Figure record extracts
=======

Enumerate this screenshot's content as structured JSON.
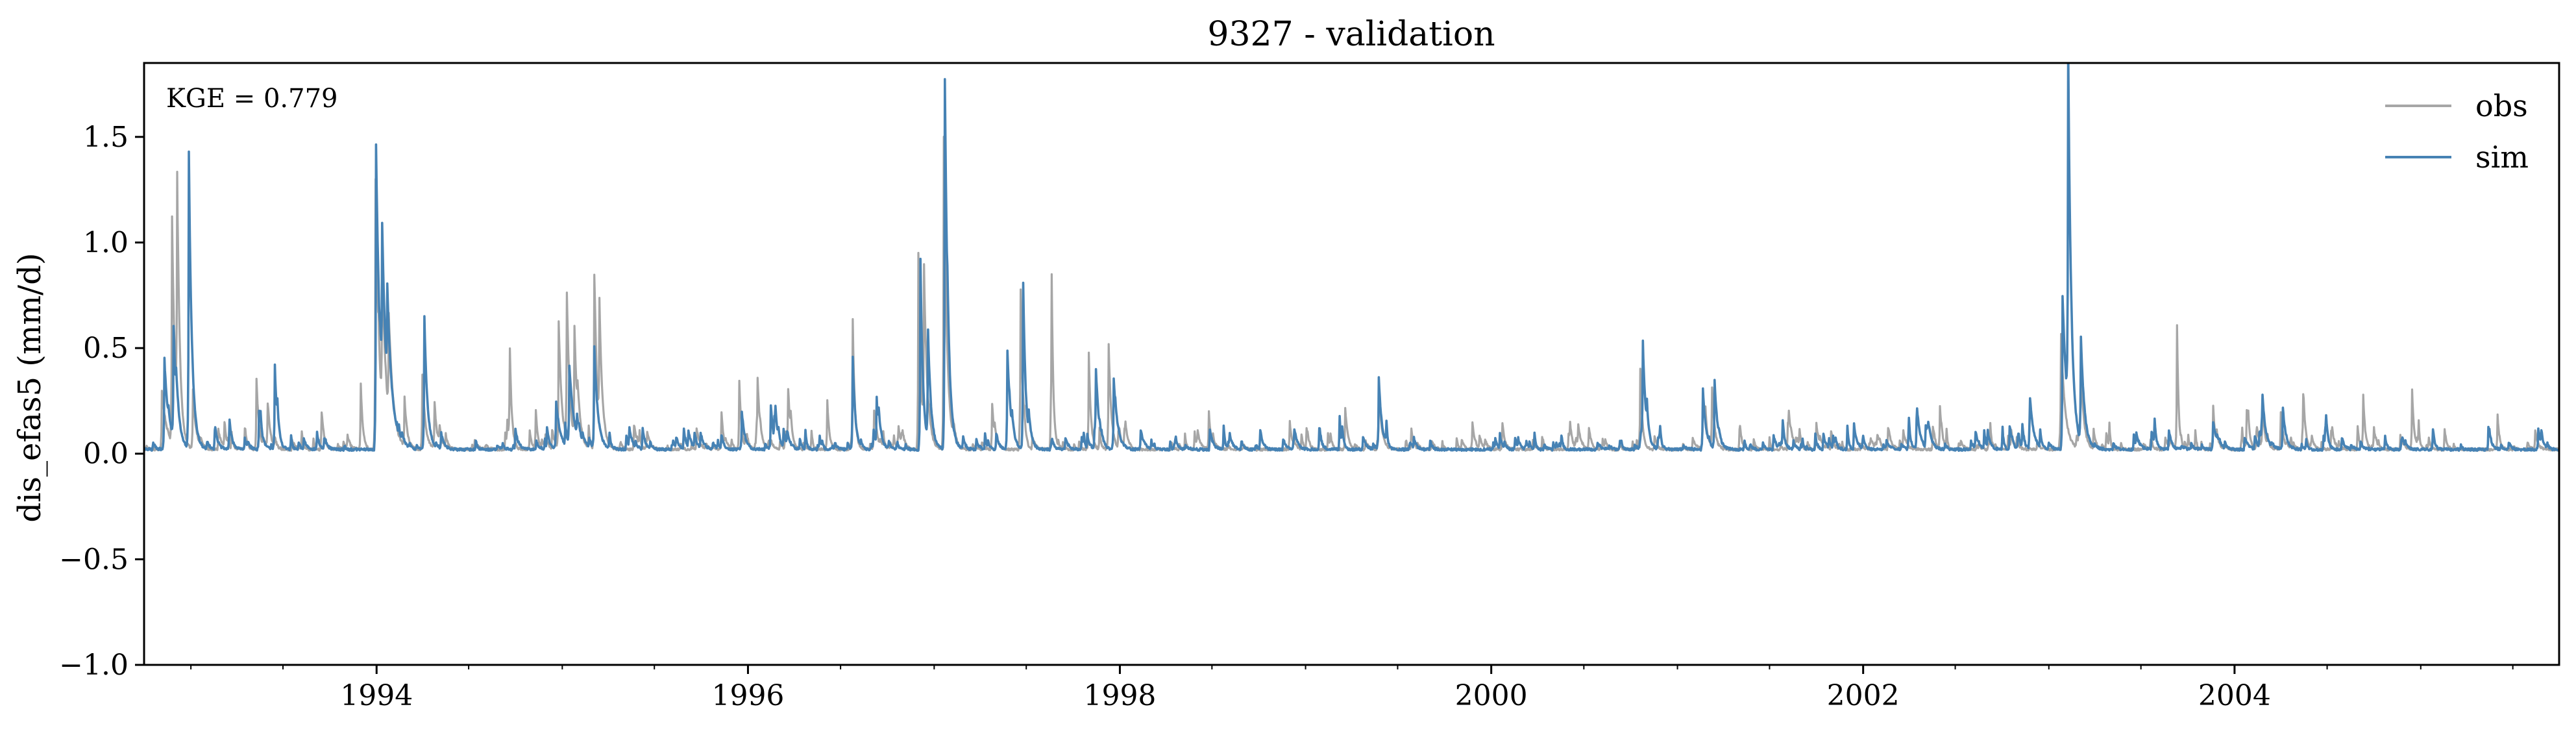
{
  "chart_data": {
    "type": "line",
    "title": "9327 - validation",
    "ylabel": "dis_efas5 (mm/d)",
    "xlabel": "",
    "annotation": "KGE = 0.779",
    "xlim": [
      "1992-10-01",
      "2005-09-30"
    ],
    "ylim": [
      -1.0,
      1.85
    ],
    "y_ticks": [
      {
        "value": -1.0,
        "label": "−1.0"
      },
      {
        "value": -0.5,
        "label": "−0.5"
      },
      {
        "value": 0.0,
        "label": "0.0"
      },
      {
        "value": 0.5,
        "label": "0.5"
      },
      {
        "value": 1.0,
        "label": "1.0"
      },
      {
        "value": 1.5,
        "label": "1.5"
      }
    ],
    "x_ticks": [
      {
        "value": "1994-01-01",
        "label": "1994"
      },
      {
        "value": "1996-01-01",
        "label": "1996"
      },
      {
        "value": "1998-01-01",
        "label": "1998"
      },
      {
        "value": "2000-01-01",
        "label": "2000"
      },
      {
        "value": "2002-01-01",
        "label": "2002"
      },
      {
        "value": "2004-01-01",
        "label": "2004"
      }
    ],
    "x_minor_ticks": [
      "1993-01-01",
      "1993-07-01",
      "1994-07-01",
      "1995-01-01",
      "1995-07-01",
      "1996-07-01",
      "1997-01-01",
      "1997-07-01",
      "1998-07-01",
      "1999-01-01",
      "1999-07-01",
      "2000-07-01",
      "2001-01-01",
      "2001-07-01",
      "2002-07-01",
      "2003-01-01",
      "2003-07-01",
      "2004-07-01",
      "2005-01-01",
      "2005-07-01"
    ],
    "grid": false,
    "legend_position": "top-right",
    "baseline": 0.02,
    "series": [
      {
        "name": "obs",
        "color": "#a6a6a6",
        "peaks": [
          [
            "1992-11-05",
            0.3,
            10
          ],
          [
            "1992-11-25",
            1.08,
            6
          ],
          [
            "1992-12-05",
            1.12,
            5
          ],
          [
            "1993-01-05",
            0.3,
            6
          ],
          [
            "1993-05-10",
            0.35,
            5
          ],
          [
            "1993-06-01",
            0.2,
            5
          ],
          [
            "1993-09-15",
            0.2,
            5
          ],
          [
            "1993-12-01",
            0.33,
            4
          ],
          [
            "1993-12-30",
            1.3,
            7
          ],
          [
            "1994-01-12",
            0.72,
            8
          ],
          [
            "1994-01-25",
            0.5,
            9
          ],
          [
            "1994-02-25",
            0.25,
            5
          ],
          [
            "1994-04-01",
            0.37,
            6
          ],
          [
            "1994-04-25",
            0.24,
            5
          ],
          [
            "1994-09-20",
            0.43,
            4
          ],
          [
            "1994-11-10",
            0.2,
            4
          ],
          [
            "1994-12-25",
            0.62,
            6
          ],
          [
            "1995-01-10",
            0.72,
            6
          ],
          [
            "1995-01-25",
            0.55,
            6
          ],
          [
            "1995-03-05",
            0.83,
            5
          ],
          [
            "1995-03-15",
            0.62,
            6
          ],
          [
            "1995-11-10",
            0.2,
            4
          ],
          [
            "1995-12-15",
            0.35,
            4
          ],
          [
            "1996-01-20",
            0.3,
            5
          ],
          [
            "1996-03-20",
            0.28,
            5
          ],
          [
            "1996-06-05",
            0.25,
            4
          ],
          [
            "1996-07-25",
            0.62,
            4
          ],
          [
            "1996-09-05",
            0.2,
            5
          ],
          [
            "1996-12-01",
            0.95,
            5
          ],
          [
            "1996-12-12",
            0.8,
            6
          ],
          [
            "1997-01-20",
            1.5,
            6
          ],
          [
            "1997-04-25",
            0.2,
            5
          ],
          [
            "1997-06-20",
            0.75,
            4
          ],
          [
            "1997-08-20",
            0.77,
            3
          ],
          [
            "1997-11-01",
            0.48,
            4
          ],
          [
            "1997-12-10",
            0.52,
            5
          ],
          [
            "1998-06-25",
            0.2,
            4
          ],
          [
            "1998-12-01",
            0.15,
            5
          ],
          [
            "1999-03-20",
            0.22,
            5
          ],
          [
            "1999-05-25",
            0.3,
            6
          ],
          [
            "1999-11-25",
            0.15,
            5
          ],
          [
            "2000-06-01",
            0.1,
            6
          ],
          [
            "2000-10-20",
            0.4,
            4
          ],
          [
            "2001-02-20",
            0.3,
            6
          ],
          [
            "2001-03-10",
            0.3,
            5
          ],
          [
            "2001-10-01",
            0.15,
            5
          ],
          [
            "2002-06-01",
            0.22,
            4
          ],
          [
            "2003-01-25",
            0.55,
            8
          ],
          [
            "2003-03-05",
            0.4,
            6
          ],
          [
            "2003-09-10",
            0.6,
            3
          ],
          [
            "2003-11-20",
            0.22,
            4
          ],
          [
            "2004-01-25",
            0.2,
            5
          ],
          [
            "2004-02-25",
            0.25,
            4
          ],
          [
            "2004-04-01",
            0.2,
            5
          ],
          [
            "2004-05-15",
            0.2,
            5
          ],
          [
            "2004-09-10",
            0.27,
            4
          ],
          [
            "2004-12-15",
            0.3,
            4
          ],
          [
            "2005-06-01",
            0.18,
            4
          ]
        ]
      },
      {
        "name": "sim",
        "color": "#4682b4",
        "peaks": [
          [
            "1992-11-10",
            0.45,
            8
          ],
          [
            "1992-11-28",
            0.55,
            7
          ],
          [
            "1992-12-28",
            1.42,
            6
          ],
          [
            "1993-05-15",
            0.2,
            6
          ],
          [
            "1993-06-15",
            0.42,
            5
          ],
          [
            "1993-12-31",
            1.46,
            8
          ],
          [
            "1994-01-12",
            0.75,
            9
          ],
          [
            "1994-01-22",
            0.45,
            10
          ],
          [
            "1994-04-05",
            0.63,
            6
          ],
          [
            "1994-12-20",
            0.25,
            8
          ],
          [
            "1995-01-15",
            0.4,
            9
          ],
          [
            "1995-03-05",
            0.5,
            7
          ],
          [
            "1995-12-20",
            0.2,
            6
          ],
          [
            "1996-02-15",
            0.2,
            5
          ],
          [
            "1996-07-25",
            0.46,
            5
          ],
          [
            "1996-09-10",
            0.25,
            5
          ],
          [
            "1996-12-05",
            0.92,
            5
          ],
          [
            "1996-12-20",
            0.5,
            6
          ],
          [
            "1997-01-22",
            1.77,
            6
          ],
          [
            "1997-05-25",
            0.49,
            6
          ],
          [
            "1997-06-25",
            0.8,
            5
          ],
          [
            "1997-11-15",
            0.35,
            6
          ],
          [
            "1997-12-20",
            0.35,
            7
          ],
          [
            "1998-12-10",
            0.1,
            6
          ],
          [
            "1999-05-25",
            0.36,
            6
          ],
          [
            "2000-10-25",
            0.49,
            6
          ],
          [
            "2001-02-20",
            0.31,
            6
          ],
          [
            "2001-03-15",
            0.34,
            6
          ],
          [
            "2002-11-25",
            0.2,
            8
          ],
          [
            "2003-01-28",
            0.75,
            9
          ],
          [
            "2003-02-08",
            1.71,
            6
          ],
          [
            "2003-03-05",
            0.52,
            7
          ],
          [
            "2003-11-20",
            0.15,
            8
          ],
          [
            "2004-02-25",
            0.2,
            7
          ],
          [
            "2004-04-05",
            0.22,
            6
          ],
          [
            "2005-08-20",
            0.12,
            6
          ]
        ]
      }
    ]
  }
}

=======

• [WRITTEN EXERCISE] From the records given above, reproduce all text exactly and exclude each picture.

• [SOLUTION FOR THIS PROBLEM]
Enumerate this screenshot's content as structured JSON.
{
  "chart_data": {
    "type": "line",
    "title": "9327 - validation",
    "ylabel": "dis_efas5 (mm/d)",
    "xlabel": "",
    "annotation": "KGE = 0.779",
    "xlim": [
      "1992-10-01",
      "2005-09-30"
    ],
    "ylim": [
      -1.0,
      1.85
    ],
    "y_ticks": [
      {
        "value": -1.0,
        "label": "−1.0"
      },
      {
        "value": -0.5,
        "label": "−0.5"
      },
      {
        "value": 0.0,
        "label": "0.0"
      },
      {
        "value": 0.5,
        "label": "0.5"
      },
      {
        "value": 1.0,
        "label": "1.0"
      },
      {
        "value": 1.5,
        "label": "1.5"
      }
    ],
    "x_ticks": [
      {
        "value": "1994-01-01",
        "label": "1994"
      },
      {
        "value": "1996-01-01",
        "label": "1996"
      },
      {
        "value": "1998-01-01",
        "label": "1998"
      },
      {
        "value": "2000-01-01",
        "label": "2000"
      },
      {
        "value": "2002-01-01",
        "label": "2002"
      },
      {
        "value": "2004-01-01",
        "label": "2004"
      }
    ],
    "x_minor_ticks": [
      "1993-01-01",
      "1993-07-01",
      "1994-07-01",
      "1995-01-01",
      "1995-07-01",
      "1996-07-01",
      "1997-01-01",
      "1997-07-01",
      "1998-07-01",
      "1999-01-01",
      "1999-07-01",
      "2000-07-01",
      "2001-01-01",
      "2001-07-01",
      "2002-07-01",
      "2003-01-01",
      "2003-07-01",
      "2004-07-01",
      "2005-01-01",
      "2005-07-01"
    ],
    "grid": false,
    "legend_position": "top-right",
    "baseline": 0.02,
    "series": [
      {
        "name": "obs",
        "color": "#a6a6a6",
        "peaks": [
          [
            "1992-11-05",
            0.3,
            10
          ],
          [
            "1992-11-25",
            1.08,
            6
          ],
          [
            "1992-12-05",
            1.12,
            5
          ],
          [
            "1993-01-05",
            0.3,
            6
          ],
          [
            "1993-05-10",
            0.35,
            5
          ],
          [
            "1993-06-01",
            0.2,
            5
          ],
          [
            "1993-09-15",
            0.2,
            5
          ],
          [
            "1993-12-01",
            0.33,
            4
          ],
          [
            "1993-12-30",
            1.3,
            7
          ],
          [
            "1994-01-12",
            0.72,
            8
          ],
          [
            "1994-01-25",
            0.5,
            9
          ],
          [
            "1994-02-25",
            0.25,
            5
          ],
          [
            "1994-04-01",
            0.37,
            6
          ],
          [
            "1994-04-25",
            0.24,
            5
          ],
          [
            "1994-09-20",
            0.43,
            4
          ],
          [
            "1994-11-10",
            0.2,
            4
          ],
          [
            "1994-12-25",
            0.62,
            6
          ],
          [
            "1995-01-10",
            0.72,
            6
          ],
          [
            "1995-01-25",
            0.55,
            6
          ],
          [
            "1995-03-05",
            0.83,
            5
          ],
          [
            "1995-03-15",
            0.62,
            6
          ],
          [
            "1995-11-10",
            0.2,
            4
          ],
          [
            "1995-12-15",
            0.35,
            4
          ],
          [
            "1996-01-20",
            0.3,
            5
          ],
          [
            "1996-03-20",
            0.28,
            5
          ],
          [
            "1996-06-05",
            0.25,
            4
          ],
          [
            "1996-07-25",
            0.62,
            4
          ],
          [
            "1996-09-05",
            0.2,
            5
          ],
          [
            "1996-12-01",
            0.95,
            5
          ],
          [
            "1996-12-12",
            0.8,
            6
          ],
          [
            "1997-01-20",
            1.5,
            6
          ],
          [
            "1997-04-25",
            0.2,
            5
          ],
          [
            "1997-06-20",
            0.75,
            4
          ],
          [
            "1997-08-20",
            0.77,
            3
          ],
          [
            "1997-11-01",
            0.48,
            4
          ],
          [
            "1997-12-10",
            0.52,
            5
          ],
          [
            "1998-06-25",
            0.2,
            4
          ],
          [
            "1998-12-01",
            0.15,
            5
          ],
          [
            "1999-03-20",
            0.22,
            5
          ],
          [
            "1999-05-25",
            0.3,
            6
          ],
          [
            "1999-11-25",
            0.15,
            5
          ],
          [
            "2000-06-01",
            0.1,
            6
          ],
          [
            "2000-10-20",
            0.4,
            4
          ],
          [
            "2001-02-20",
            0.3,
            6
          ],
          [
            "2001-03-10",
            0.3,
            5
          ],
          [
            "2001-10-01",
            0.15,
            5
          ],
          [
            "2002-06-01",
            0.22,
            4
          ],
          [
            "2003-01-25",
            0.55,
            8
          ],
          [
            "2003-03-05",
            0.4,
            6
          ],
          [
            "2003-09-10",
            0.6,
            3
          ],
          [
            "2003-11-20",
            0.22,
            4
          ],
          [
            "2004-01-25",
            0.2,
            5
          ],
          [
            "2004-02-25",
            0.25,
            4
          ],
          [
            "2004-04-01",
            0.2,
            5
          ],
          [
            "2004-05-15",
            0.2,
            5
          ],
          [
            "2004-09-10",
            0.27,
            4
          ],
          [
            "2004-12-15",
            0.3,
            4
          ],
          [
            "2005-06-01",
            0.18,
            4
          ]
        ]
      },
      {
        "name": "sim",
        "color": "#4682b4",
        "peaks": [
          [
            "1992-11-10",
            0.45,
            8
          ],
          [
            "1992-11-28",
            0.55,
            7
          ],
          [
            "1992-12-28",
            1.42,
            6
          ],
          [
            "1993-05-15",
            0.2,
            6
          ],
          [
            "1993-06-15",
            0.42,
            5
          ],
          [
            "1993-12-31",
            1.46,
            8
          ],
          [
            "1994-01-12",
            0.75,
            9
          ],
          [
            "1994-01-22",
            0.45,
            10
          ],
          [
            "1994-04-05",
            0.63,
            6
          ],
          [
            "1994-12-20",
            0.25,
            8
          ],
          [
            "1995-01-15",
            0.4,
            9
          ],
          [
            "1995-03-05",
            0.5,
            7
          ],
          [
            "1995-12-20",
            0.2,
            6
          ],
          [
            "1996-02-15",
            0.2,
            5
          ],
          [
            "1996-07-25",
            0.46,
            5
          ],
          [
            "1996-09-10",
            0.25,
            5
          ],
          [
            "1996-12-05",
            0.92,
            5
          ],
          [
            "1996-12-20",
            0.5,
            6
          ],
          [
            "1997-01-22",
            1.77,
            6
          ],
          [
            "1997-05-25",
            0.49,
            6
          ],
          [
            "1997-06-25",
            0.8,
            5
          ],
          [
            "1997-11-15",
            0.35,
            6
          ],
          [
            "1997-12-20",
            0.35,
            7
          ],
          [
            "1998-12-10",
            0.1,
            6
          ],
          [
            "1999-05-25",
            0.36,
            6
          ],
          [
            "2000-10-25",
            0.49,
            6
          ],
          [
            "2001-02-20",
            0.31,
            6
          ],
          [
            "2001-03-15",
            0.34,
            6
          ],
          [
            "2002-11-25",
            0.2,
            8
          ],
          [
            "2003-01-28",
            0.75,
            9
          ],
          [
            "2003-02-08",
            1.71,
            6
          ],
          [
            "2003-03-05",
            0.52,
            7
          ],
          [
            "2003-11-20",
            0.15,
            8
          ],
          [
            "2004-02-25",
            0.2,
            7
          ],
          [
            "2004-04-05",
            0.22,
            6
          ],
          [
            "2005-08-20",
            0.12,
            6
          ]
        ]
      }
    ]
  }
}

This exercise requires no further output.